INSTRUCTION –
Using the data beneath, show every line that includes the word "Выборка".
◆ ◆ ◆
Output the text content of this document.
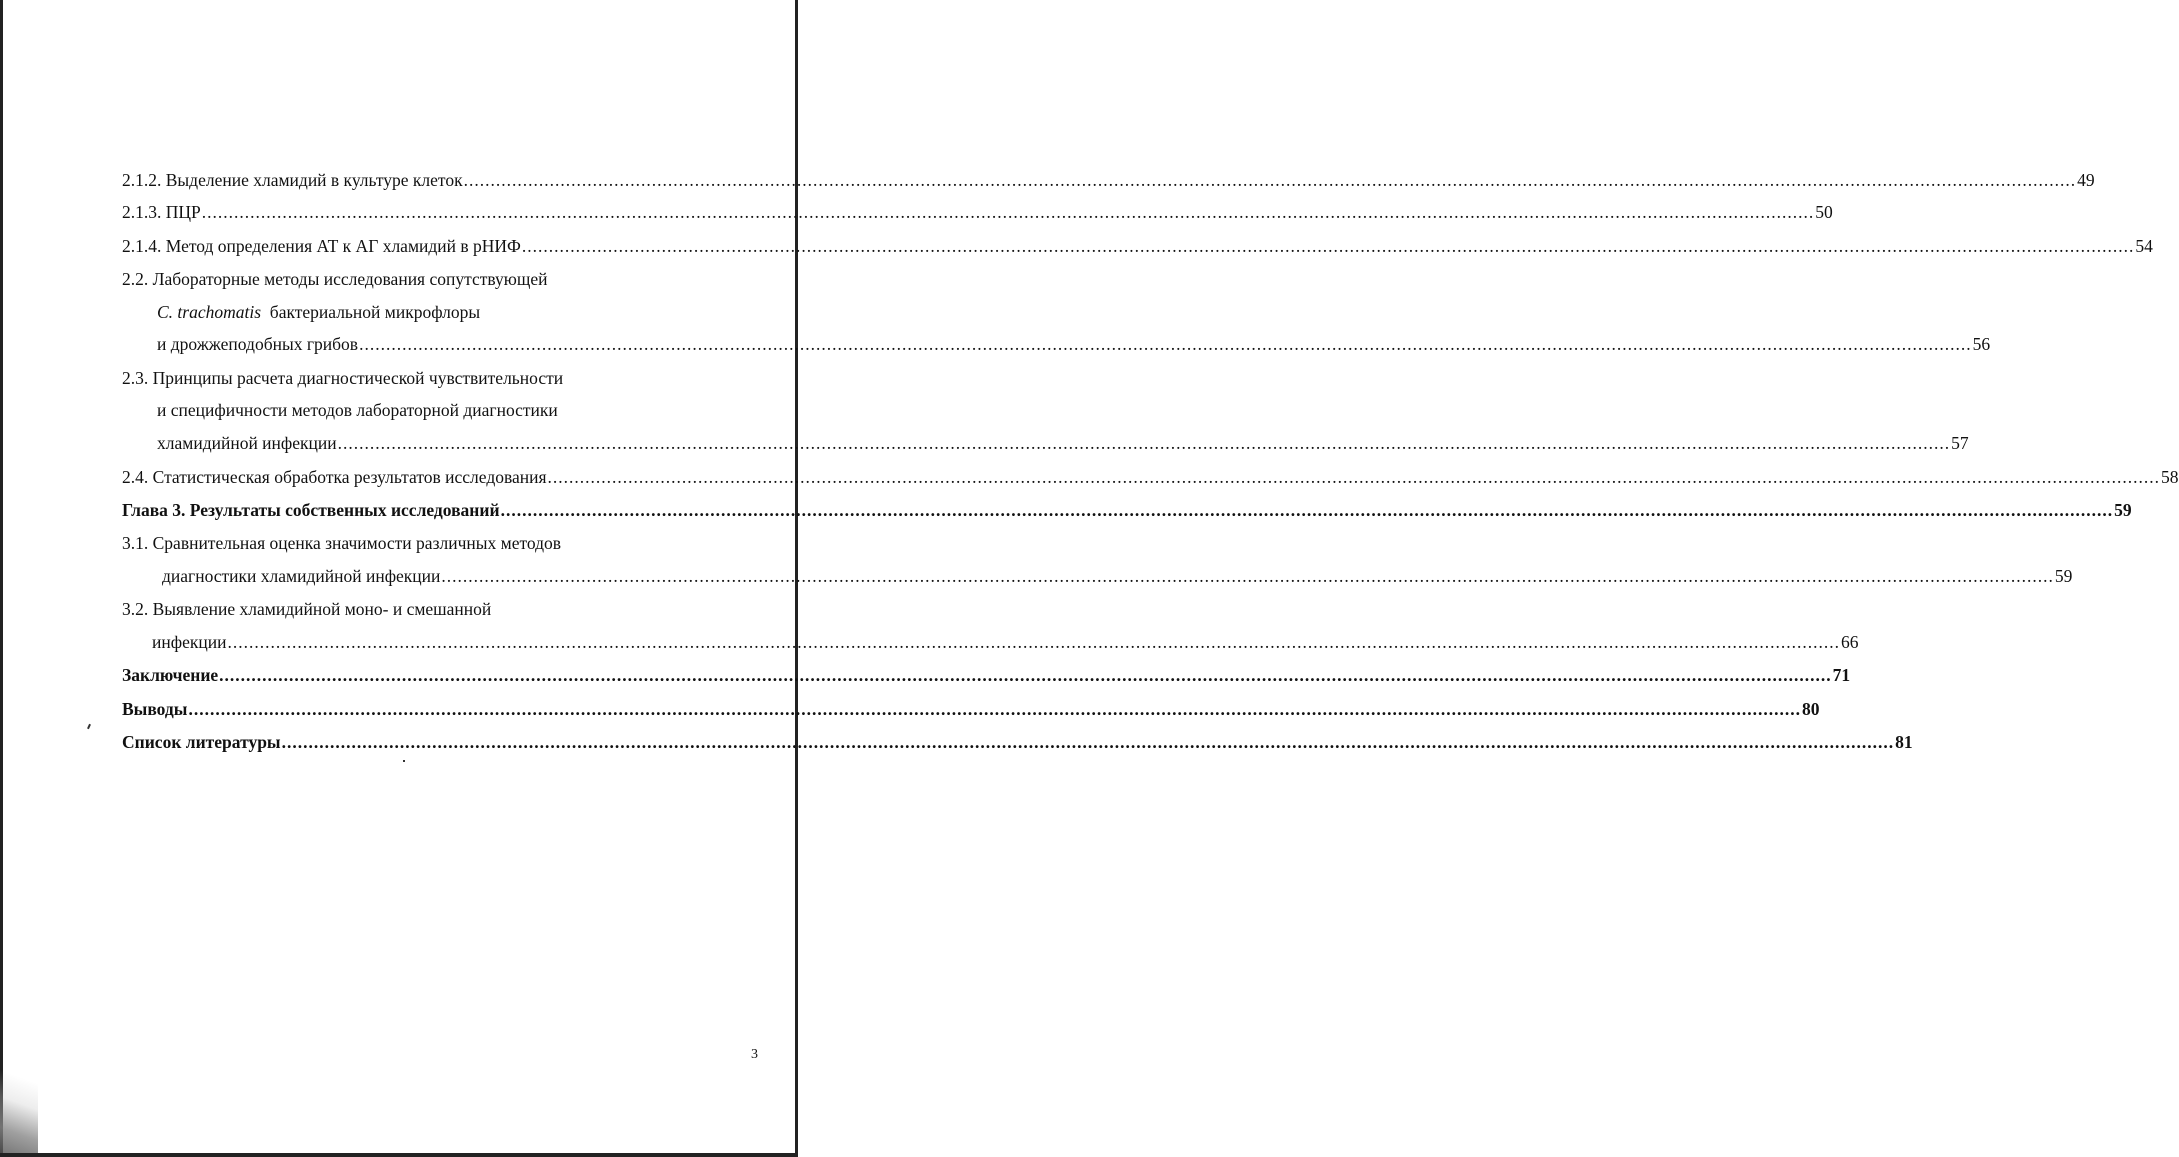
2.1.2. Выделение хламидий в культуре клеток ............................................................................................................................................................................................................................................................................................................ 49
2.1.3. ПЦР ............................................................................................................................................................................................................................................................................................................ 50
2.1.4. Метод определения АТ к АГ хламидий в рНИФ ............................................................................................................................................................................................................................................................................................................ 54
2.2. Лабораторные методы исследования сопутствующей
C. trachomatis  бактериальной микрофлоры
и дрожжеподобных грибов ............................................................................................................................................................................................................................................................................................................ 56
2.3. Принципы расчета диагностической чувствительности
и специфичности методов лабораторной диагностики
хламидийной инфекции ............................................................................................................................................................................................................................................................................................................ 57
2.4. Статистическая обработка результатов исследования ............................................................................................................................................................................................................................................................................................................ 58
Глава 3. Результаты собственных исследований ............................................................................................................................................................................................................................................................................................................ 59
3.1. Сравнительная оценка значимости различных методов
диагностики хламидийной инфекции ............................................................................................................................................................................................................................................................................................................ 59
3.2. Выявление хламидийной моно- и смешанной
инфекции ............................................................................................................................................................................................................................................................................................................ 66
Заключение ............................................................................................................................................................................................................................................................................................................ 71
Выводы ............................................................................................................................................................................................................................................................................................................ 80
Список литературы ............................................................................................................................................................................................................................................................................................................ 81
3
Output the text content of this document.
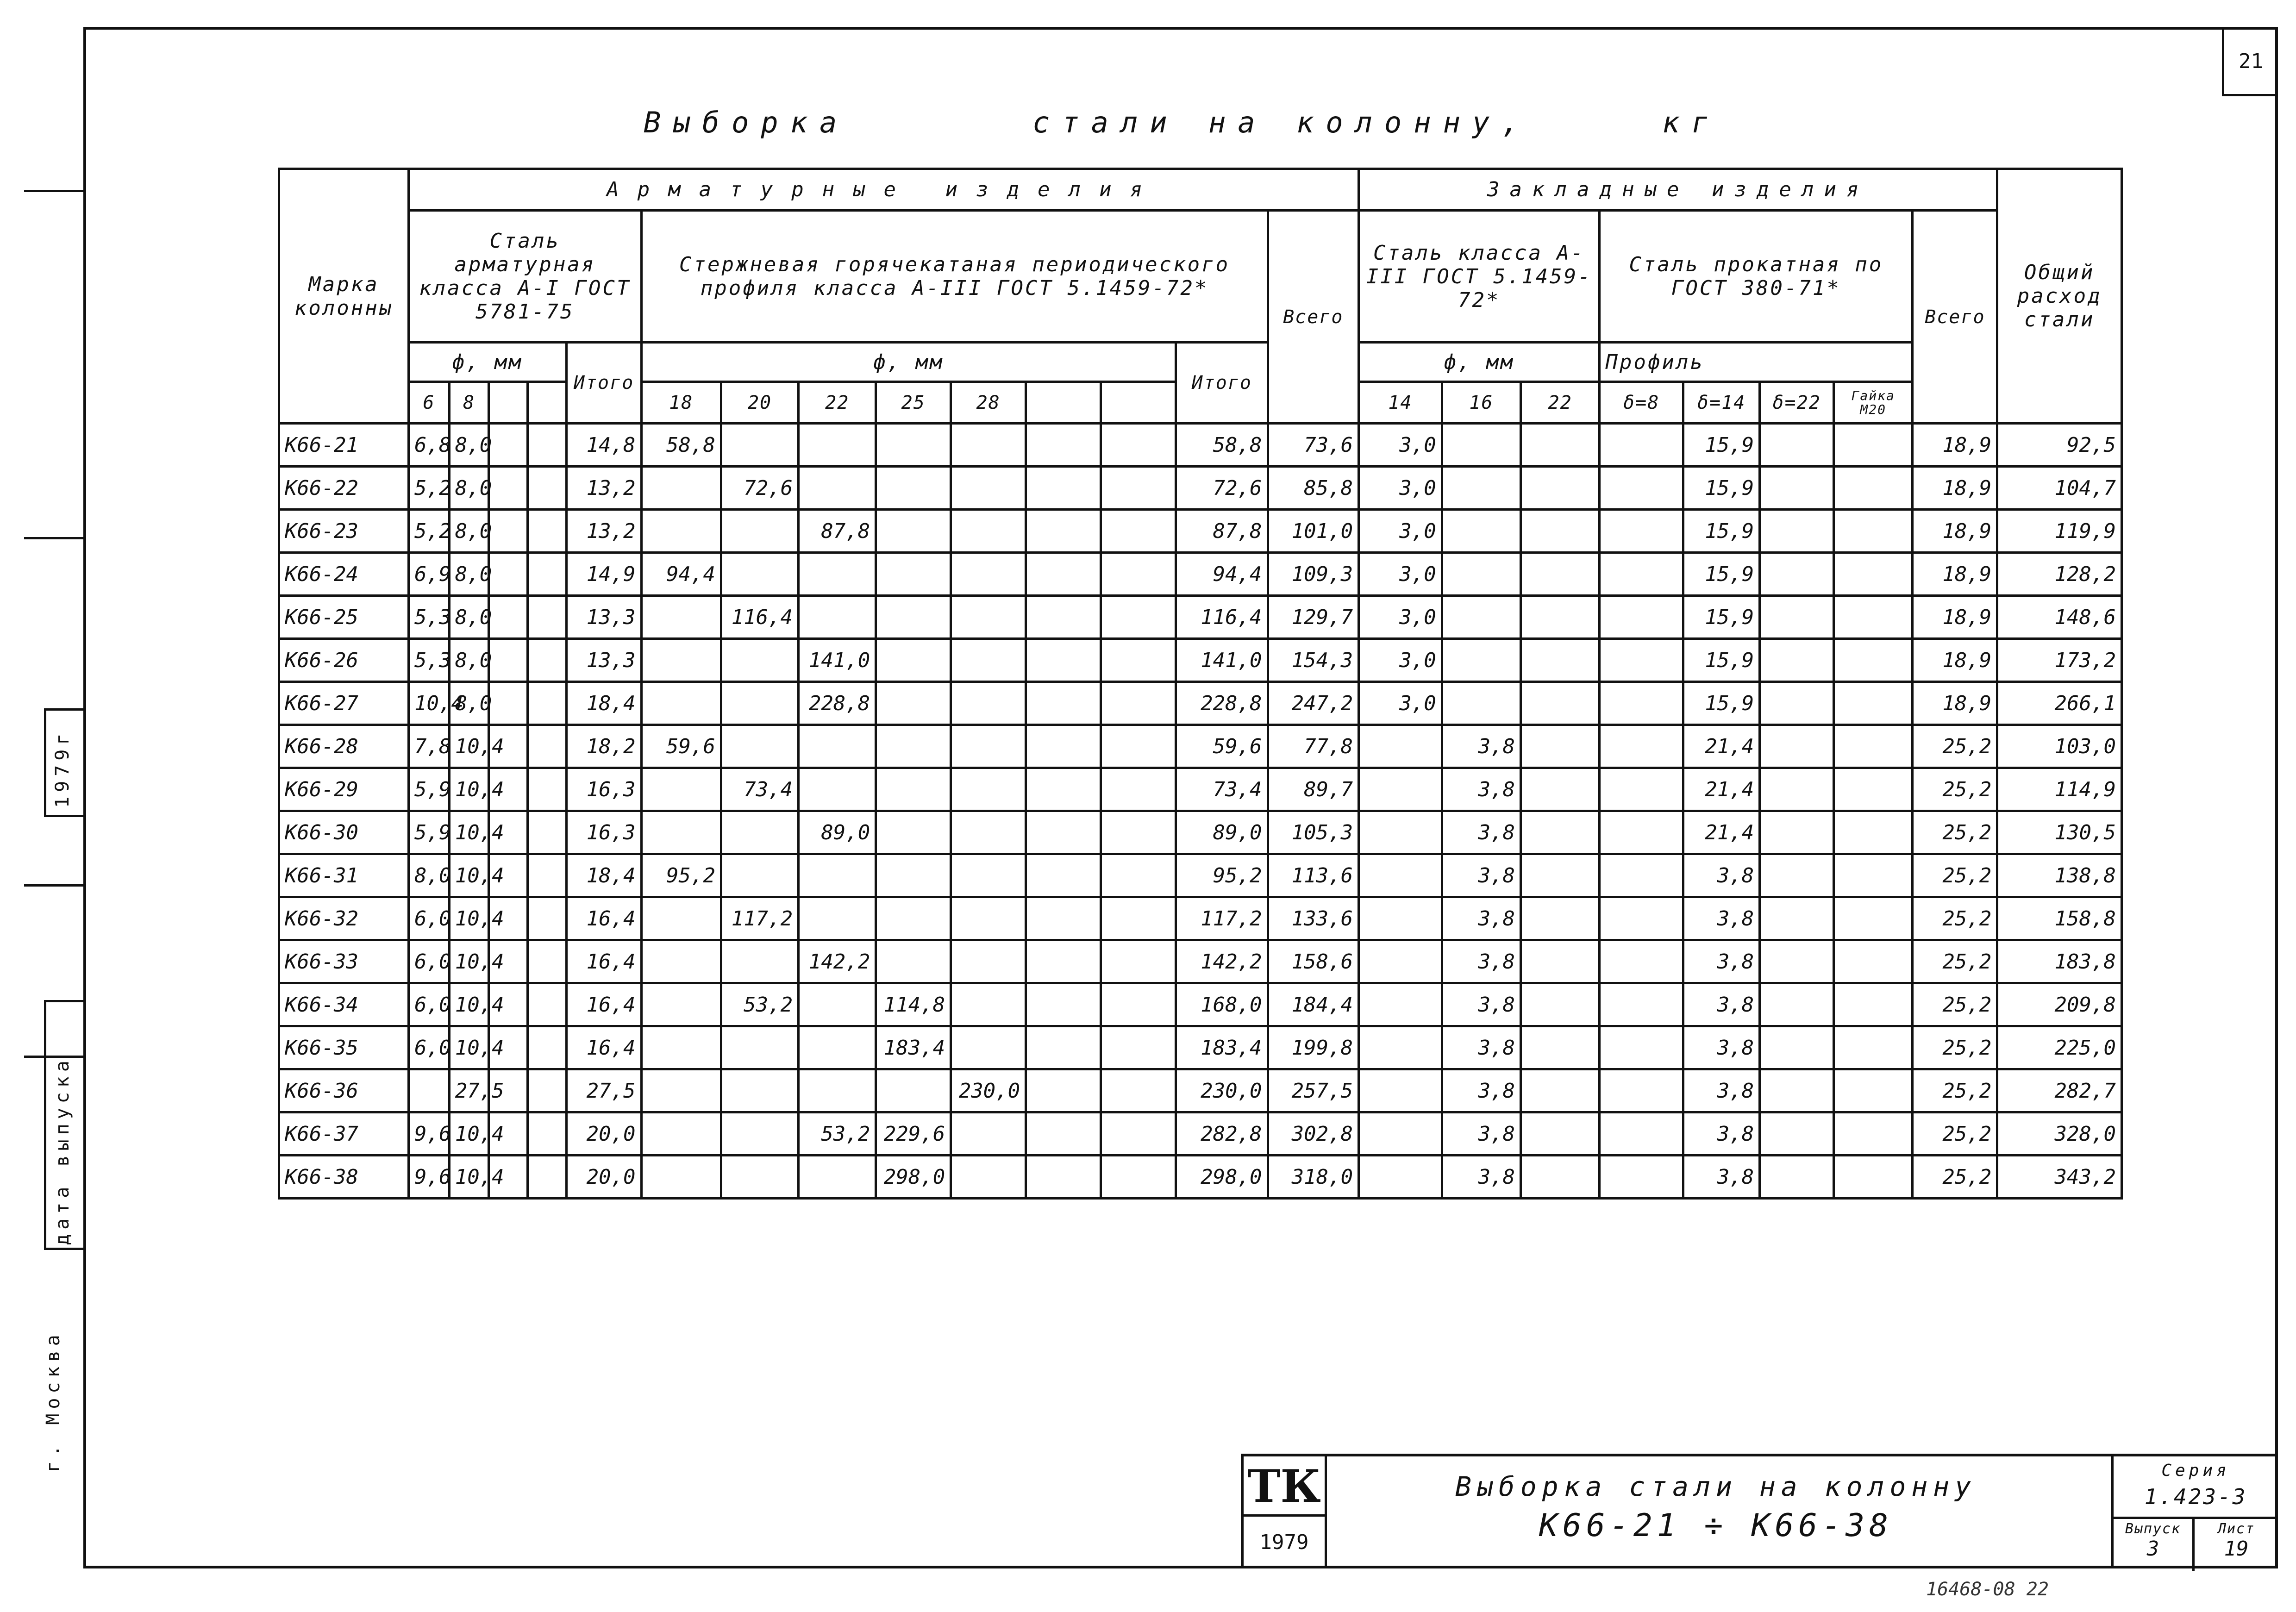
1979г
дата выпуска
г. Москва
21
Выборка	стали на колонну,	кг
Марка колонны	Арматурные изделия														Закладные изделия								Общий расход стали
	Сталь арматурная класса А-I ГОСТ 5781-75					Стержневая горячекатаная периодического профиля класса А-III ГОСТ 5.1459-72*								Всего	Сталь класса А-III ГОСТ 5.1459-72*			Сталь прокатная по ГОСТ 380-71*				Всего	
	ф, мм				Итого	ф, мм							Итого		ф, мм			Профиль					
	6	8				18	20	22	25	28					14	16	22	δ=8	δ=14	δ=22	Гайка М20		
К66-21	6,8	8,0			14,8	58,8							58,8	73,6	3,0				15,9			18,9	92,5
К66-22	5,2	8,0			13,2		72,6						72,6	85,8	3,0				15,9			18,9	104,7
К66-23	5,2	8,0			13,2			87,8					87,8	101,0	3,0				15,9			18,9	119,9
К66-24	6,9	8,0			14,9	94,4							94,4	109,3	3,0				15,9			18,9	128,2
К66-25	5,3	8,0			13,3		116,4						116,4	129,7	3,0				15,9			18,9	148,6
К66-26	5,3	8,0			13,3			141,0					141,0	154,3	3,0				15,9			18,9	173,2
К66-27	10,4	8,0			18,4			228,8					228,8	247,2	3,0				15,9			18,9	266,1
К66-28	7,8	10,4			18,2	59,6							59,6	77,8		3,8			21,4			25,2	103,0
К66-29	5,9	10,4			16,3		73,4						73,4	89,7		3,8			21,4			25,2	114,9
К66-30	5,9	10,4			16,3			89,0					89,0	105,3		3,8			21,4			25,2	130,5
К66-31	8,0	10,4			18,4	95,2							95,2	113,6		3,8			3,8			25,2	138,8
К66-32	6,0	10,4			16,4		117,2						117,2	133,6		3,8			3,8			25,2	158,8
К66-33	6,0	10,4			16,4			142,2					142,2	158,6		3,8			3,8			25,2	183,8
К66-34	6,0	10,4			16,4		53,2		114,8				168,0	184,4		3,8			3,8			25,2	209,8
К66-35	6,0	10,4			16,4				183,4				183,4	199,8		3,8			3,8			25,2	225,0
К66-36		27,5			27,5					230,0			230,0	257,5		3,8			3,8			25,2	282,7
К66-37	9,6	10,4			20,0			53,2	229,6				282,8	302,8		3,8			3,8			25,2	328,0
К66-38	9,6	10,4			20,0				298,0				298,0	318,0		3,8			3,8			25,2	343,2
ТК
1979
Выборка стали на колонну
К66-21 ÷ К66-38
Серия
1.423-3
Выпуск
3
Лист
19
16468-08 22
◆ ◆ ◆
WRITTEN REPLY –
Выборка	стали на колонну,	кг
Выборка стали на колонну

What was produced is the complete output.